> [Goal]:
From the material below, list every line containing "Stage".

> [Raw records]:
--- START ---

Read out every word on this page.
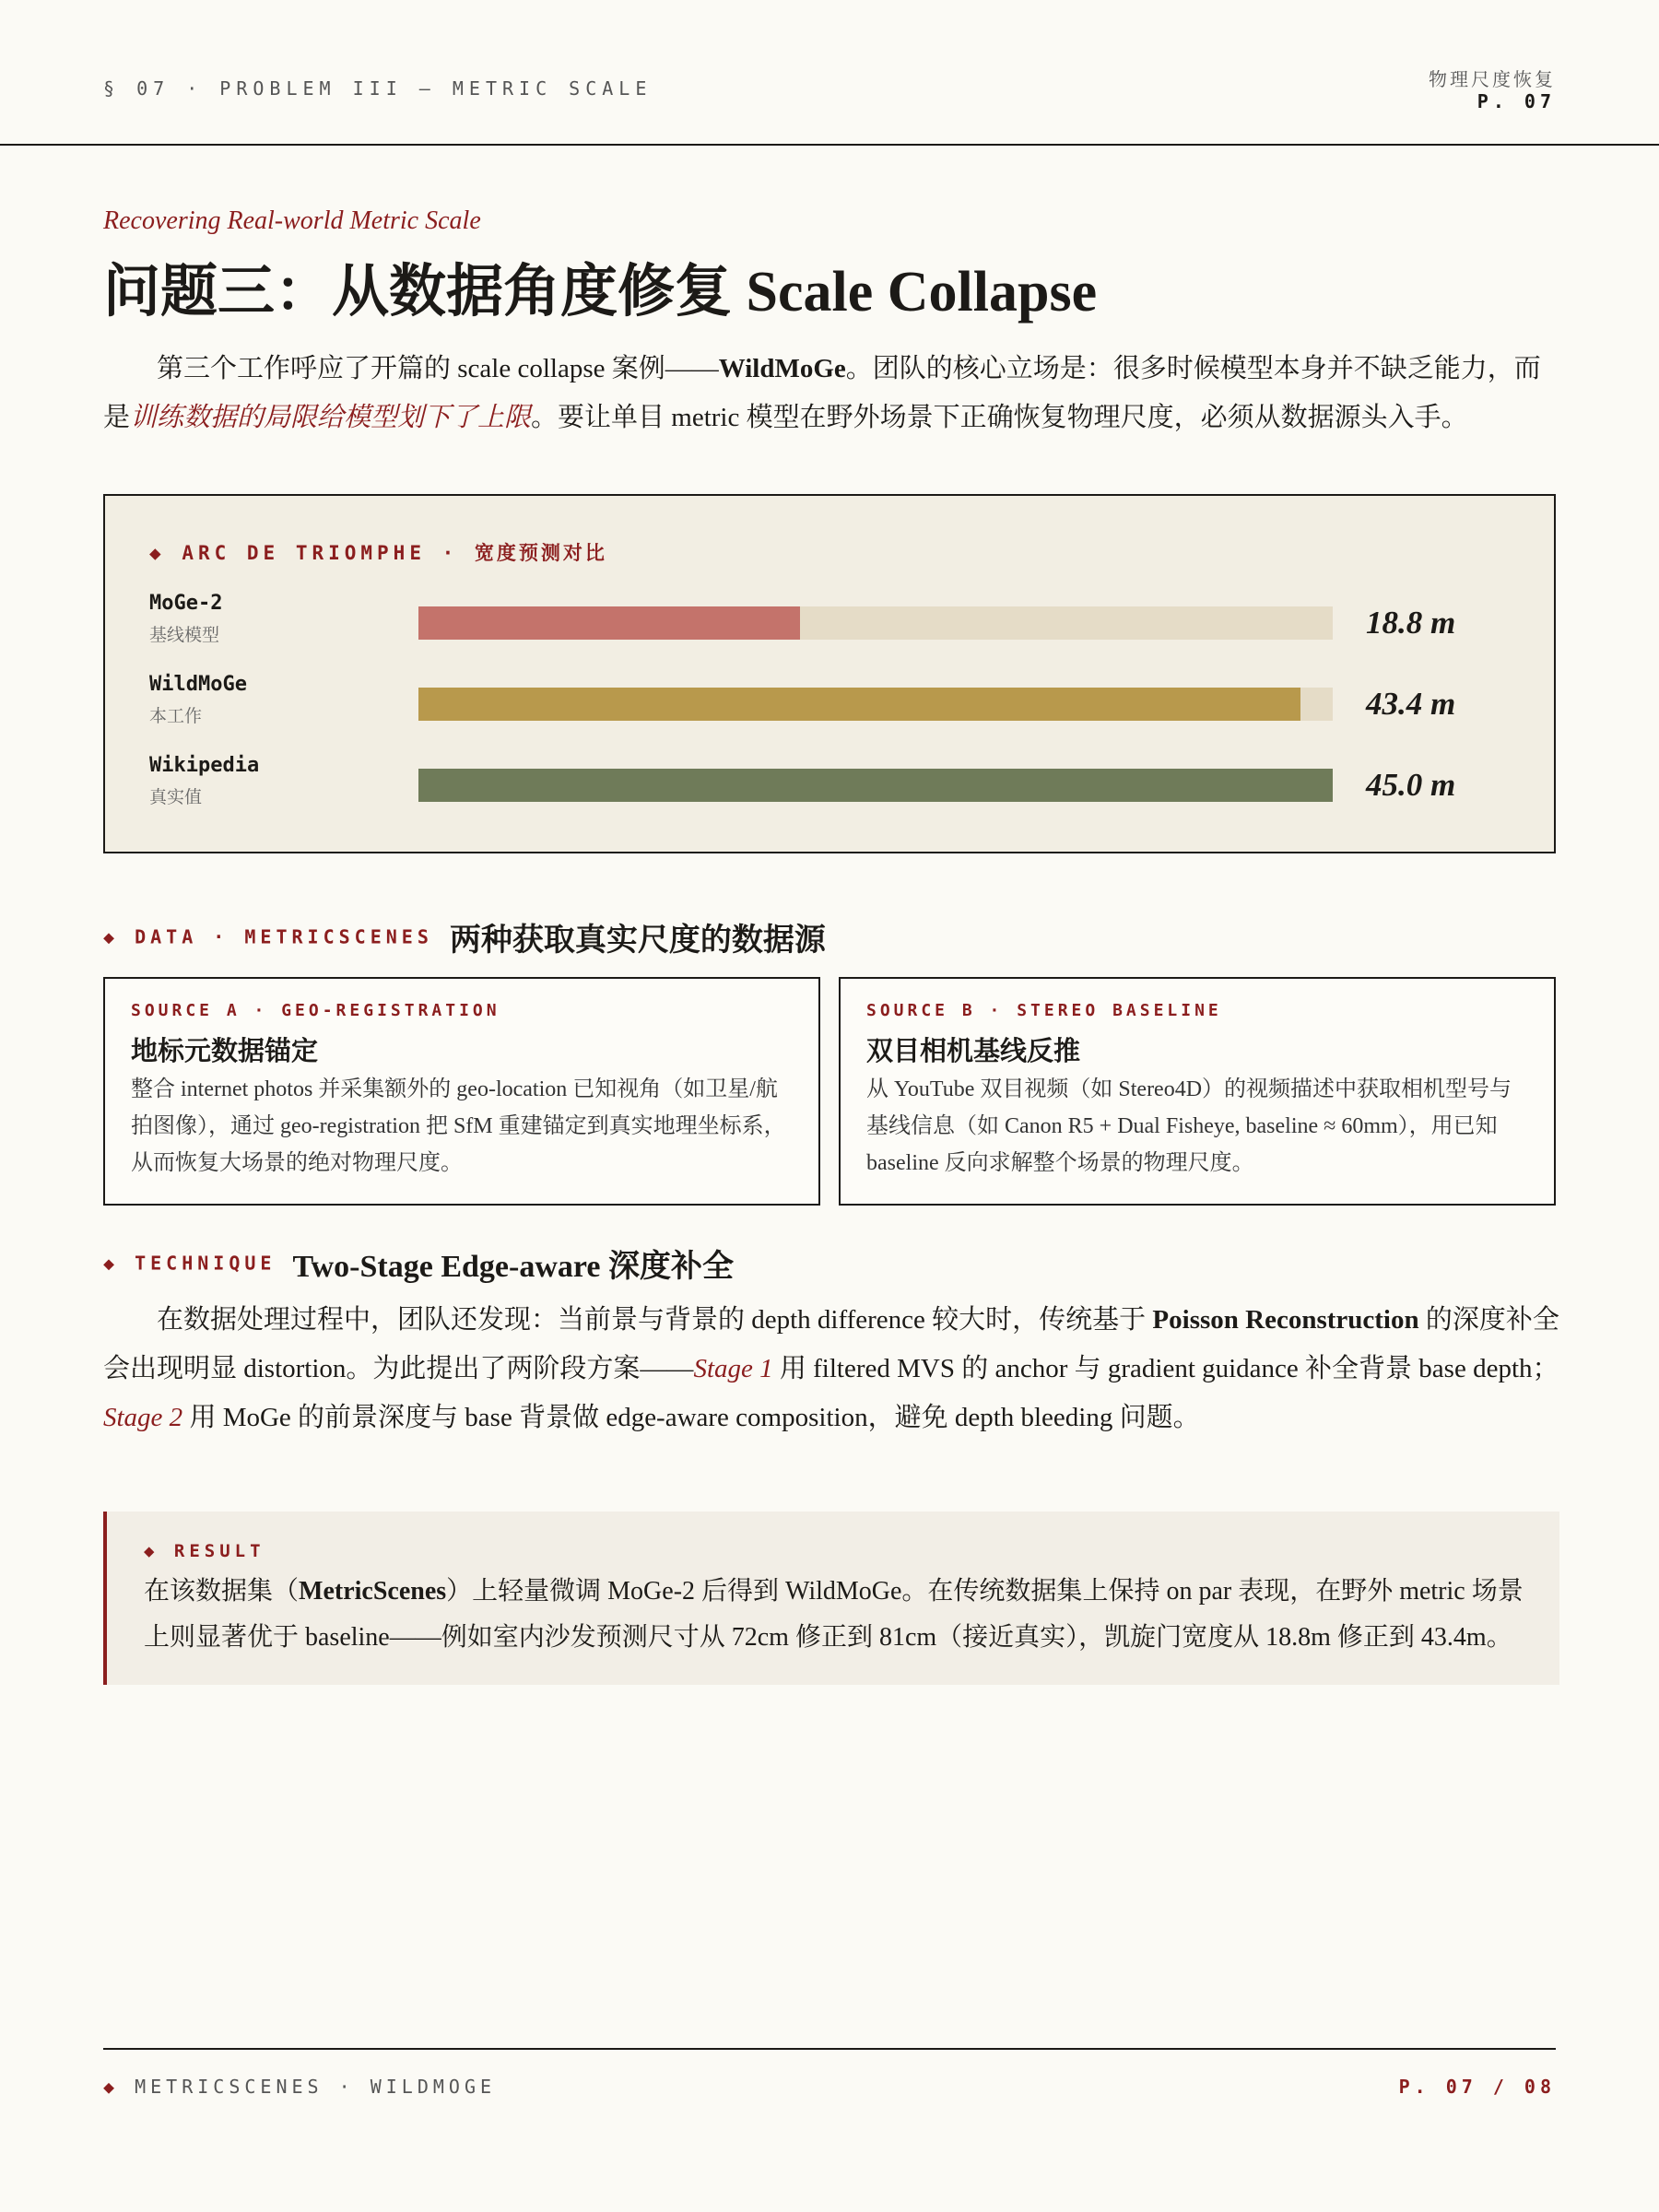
§ 07 · PROBLEM III — METRIC SCALE	物理尺度恢复
P. 07
Recovering Real-world Metric Scale
问题三：从数据角度修复 Scale Collapse
第三个工作呼应了开篇的 scale collapse 案例——WildMoGe。团队的核心立场是：很多时候模型本身并不缺乏能力，而是训练数据的局限给模型划下了上限。要让单目 metric 模型在野外场景下正确恢复物理尺度，必须从数据源头入手。
◆ ARC DE TRIOMPHE · 宽度预测对比
MoGe-2
基线模型	18.8 m
WildMoGe
本工作	43.4 m
Wikipedia
真实值	45.0 m
◆ DATA · METRICSCENES 两种获取真实尺度的数据源
SOURCE A · GEO-REGISTRATION
地标元数据锚定
整合 internet photos 并采集额外的 geo-location 已知视角（如卫星/航拍图像），通过 geo-registration 把 SfM 重建锚定到真实地理坐标系，从而恢复大场景的绝对物理尺度。
SOURCE B · STEREO BASELINE
双目相机基线反推
从 YouTube 双目视频（如 Stereo4D）的视频描述中获取相机型号与基线信息（如 Canon R5 + Dual Fisheye, baseline ≈ 60mm），用已知 baseline 反向求解整个场景的物理尺度。
◆ TECHNIQUE Two-Stage Edge-aware 深度补全
在数据处理过程中，团队还发现：当前景与背景的 depth difference 较大时，传统基于 Poisson Reconstruction 的深度补全会出现明显 distortion。为此提出了两阶段方案——Stage 1 用 filtered MVS 的 anchor 与 gradient guidance 补全背景 base depth；Stage 2 用 MoGe 的前景深度与 base 背景做 edge-aware composition，避免 depth bleeding 问题。
◆ RESULT
在该数据集（MetricScenes）上轻量微调 MoGe-2 后得到 WildMoGe。在传统数据集上保持 on par 表现，在野外 metric 场景上则显著优于 baseline——例如室内沙发预测尺寸从 72cm 修正到 81cm（接近真实），凯旋门宽度从 18.8m 修正到 43.4m。
◆ METRICSCENES · WILDMOGE	P. 07 / 08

--- END ---

> [Finished answer]:
◆ TECHNIQUE Two-Stage Edge-aware 深度补全
在数据处理过程中，团队还发现：当前景与背景的 depth difference 较大时，传统基于 Poisson Reconstruction 的深度补全会出现明显 distortion。为此提出了两阶段方案——Stage 1 用 filtered MVS 的 anchor 与 gradient guidance 补全背景 base depth；Stage 2 用 MoGe 的前景深度与 base 背景做 edge-aware composition，避免 depth bleeding 问题。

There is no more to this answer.